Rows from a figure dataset
%%

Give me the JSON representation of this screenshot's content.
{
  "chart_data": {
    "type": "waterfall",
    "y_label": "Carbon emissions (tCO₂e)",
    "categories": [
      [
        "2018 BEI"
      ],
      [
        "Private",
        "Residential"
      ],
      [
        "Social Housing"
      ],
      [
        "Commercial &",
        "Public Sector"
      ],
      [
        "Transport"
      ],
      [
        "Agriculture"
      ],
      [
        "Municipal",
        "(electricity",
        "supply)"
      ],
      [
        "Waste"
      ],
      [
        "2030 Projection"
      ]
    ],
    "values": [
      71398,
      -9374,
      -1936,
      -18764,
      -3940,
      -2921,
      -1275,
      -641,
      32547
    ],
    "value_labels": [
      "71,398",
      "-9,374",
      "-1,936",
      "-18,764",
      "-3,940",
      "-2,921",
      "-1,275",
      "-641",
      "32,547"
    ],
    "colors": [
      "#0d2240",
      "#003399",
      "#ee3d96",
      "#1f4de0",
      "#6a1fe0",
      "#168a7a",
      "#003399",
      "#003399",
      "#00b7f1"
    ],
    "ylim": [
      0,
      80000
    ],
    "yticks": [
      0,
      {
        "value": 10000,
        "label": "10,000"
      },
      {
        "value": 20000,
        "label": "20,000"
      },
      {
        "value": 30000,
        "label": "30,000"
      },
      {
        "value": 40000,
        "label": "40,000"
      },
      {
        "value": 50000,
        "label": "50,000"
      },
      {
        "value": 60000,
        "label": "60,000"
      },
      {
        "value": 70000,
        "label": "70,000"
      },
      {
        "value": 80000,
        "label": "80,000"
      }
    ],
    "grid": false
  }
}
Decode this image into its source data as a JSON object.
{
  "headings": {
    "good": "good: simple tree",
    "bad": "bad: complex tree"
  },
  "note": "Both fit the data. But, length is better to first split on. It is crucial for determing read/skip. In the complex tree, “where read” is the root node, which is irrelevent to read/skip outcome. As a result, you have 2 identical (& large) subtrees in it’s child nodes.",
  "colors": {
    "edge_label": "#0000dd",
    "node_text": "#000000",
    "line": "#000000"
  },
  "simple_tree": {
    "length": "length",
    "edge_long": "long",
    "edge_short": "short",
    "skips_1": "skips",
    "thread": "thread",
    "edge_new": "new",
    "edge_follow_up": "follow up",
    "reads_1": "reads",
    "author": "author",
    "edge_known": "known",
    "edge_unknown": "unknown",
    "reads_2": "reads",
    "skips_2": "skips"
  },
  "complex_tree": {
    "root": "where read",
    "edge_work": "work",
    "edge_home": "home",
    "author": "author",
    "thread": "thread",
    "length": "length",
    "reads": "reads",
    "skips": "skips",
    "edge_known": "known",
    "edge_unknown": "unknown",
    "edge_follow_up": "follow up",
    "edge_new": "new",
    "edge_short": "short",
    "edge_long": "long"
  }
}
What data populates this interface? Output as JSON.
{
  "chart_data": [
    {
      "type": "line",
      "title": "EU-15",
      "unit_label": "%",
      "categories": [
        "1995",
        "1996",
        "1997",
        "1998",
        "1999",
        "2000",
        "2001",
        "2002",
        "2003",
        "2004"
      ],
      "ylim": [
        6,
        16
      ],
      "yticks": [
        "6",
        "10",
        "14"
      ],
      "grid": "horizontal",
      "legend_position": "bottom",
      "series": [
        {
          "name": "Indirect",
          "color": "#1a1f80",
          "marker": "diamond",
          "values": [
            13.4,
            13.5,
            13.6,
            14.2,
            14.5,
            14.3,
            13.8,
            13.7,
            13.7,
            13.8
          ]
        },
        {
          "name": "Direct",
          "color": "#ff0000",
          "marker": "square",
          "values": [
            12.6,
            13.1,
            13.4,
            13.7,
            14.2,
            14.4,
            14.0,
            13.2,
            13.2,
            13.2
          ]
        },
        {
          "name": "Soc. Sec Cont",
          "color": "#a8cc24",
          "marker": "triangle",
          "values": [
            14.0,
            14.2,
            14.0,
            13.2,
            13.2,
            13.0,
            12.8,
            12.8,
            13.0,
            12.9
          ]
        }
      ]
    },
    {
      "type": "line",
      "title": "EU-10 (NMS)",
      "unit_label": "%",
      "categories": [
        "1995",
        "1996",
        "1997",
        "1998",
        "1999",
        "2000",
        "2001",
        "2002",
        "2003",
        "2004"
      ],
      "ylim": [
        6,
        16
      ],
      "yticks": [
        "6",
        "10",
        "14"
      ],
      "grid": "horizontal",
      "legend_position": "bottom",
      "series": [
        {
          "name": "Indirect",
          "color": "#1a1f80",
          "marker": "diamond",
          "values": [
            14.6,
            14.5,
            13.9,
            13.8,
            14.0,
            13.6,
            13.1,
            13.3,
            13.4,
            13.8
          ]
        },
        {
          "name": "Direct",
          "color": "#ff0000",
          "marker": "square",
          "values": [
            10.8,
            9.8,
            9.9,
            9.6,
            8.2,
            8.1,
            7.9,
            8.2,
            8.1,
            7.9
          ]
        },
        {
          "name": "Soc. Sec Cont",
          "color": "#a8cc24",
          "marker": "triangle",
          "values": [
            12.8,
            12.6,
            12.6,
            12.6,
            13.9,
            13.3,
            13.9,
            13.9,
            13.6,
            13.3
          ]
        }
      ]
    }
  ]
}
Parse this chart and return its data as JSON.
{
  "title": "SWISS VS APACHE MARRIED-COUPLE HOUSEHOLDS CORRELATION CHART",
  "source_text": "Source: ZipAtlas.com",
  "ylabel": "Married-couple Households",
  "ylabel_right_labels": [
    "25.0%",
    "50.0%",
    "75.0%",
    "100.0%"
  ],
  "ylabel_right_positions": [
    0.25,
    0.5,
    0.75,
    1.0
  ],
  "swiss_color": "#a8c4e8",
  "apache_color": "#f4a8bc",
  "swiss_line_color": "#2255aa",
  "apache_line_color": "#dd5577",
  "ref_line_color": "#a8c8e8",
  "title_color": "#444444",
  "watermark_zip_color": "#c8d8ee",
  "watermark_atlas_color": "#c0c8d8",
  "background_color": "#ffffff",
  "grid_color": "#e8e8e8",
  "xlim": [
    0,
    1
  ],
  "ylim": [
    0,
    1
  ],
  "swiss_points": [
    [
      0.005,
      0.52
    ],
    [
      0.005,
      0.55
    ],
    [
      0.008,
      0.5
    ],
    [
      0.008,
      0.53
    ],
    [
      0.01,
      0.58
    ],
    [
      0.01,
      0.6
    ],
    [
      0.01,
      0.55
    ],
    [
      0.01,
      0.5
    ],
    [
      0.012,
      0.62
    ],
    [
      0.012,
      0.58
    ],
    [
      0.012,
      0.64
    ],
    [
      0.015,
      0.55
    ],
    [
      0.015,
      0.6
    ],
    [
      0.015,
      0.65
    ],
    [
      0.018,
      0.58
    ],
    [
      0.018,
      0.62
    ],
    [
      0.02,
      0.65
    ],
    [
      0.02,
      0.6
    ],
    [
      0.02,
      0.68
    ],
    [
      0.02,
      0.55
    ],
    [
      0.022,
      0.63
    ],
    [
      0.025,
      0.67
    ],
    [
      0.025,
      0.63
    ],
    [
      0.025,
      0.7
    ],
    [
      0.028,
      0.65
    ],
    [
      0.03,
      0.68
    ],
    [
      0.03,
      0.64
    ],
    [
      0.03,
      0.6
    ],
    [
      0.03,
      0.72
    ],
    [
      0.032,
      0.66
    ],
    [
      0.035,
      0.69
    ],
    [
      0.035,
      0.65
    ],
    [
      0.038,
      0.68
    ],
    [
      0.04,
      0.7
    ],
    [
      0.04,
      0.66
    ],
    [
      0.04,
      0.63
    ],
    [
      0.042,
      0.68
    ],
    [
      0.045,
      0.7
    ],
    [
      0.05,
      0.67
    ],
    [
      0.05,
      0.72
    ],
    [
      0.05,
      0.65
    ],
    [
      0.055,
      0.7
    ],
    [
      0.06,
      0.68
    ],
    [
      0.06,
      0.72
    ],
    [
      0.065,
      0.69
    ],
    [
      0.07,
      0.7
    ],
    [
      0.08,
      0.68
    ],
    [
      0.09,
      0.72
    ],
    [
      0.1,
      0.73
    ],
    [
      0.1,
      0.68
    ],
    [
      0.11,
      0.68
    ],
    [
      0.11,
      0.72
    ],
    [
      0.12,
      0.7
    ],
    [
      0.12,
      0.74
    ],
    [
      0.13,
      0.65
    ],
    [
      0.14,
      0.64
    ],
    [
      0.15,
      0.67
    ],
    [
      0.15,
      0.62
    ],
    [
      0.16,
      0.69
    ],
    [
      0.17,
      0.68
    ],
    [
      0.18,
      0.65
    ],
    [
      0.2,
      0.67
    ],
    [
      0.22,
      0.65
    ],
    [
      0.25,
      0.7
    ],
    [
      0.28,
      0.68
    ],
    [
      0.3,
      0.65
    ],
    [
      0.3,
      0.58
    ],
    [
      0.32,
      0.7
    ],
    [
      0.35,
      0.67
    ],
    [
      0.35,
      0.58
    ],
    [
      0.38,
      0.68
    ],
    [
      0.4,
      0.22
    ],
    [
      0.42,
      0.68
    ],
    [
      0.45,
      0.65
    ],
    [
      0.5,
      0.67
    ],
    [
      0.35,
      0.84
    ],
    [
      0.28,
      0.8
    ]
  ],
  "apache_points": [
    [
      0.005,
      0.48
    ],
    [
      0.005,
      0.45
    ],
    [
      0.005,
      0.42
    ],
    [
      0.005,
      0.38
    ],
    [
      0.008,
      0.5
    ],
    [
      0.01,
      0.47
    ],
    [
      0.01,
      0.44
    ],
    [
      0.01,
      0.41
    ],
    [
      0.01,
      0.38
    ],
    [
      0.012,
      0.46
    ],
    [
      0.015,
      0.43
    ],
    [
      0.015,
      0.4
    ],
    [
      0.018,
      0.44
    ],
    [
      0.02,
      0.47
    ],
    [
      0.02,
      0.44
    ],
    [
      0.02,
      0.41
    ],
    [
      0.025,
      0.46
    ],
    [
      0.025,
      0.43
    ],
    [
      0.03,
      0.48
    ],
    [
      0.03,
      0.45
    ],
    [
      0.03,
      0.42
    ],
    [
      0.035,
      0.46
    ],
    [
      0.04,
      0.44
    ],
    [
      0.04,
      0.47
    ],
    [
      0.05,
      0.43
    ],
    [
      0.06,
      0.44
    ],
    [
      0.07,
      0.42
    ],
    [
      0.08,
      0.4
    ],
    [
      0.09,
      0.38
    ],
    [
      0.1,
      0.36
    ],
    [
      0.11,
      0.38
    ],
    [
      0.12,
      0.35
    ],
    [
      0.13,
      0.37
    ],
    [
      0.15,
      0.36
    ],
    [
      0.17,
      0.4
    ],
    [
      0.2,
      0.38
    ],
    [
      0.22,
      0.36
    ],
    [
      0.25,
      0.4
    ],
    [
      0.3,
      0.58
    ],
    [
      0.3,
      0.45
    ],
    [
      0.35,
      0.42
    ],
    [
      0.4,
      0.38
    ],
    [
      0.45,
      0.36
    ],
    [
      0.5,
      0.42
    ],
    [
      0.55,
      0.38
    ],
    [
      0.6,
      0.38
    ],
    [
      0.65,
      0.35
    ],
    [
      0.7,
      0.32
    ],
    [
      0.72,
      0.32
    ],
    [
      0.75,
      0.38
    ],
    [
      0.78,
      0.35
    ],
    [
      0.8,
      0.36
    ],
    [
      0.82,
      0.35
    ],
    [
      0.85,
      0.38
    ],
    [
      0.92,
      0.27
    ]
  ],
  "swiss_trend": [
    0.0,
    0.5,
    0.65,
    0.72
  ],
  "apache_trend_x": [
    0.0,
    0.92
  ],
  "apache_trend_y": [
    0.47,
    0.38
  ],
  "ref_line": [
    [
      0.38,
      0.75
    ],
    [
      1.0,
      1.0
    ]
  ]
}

%%

• Work instructions:
Say how many lines in the records above hold "root", and give no other text.

• Solution to the problem:
2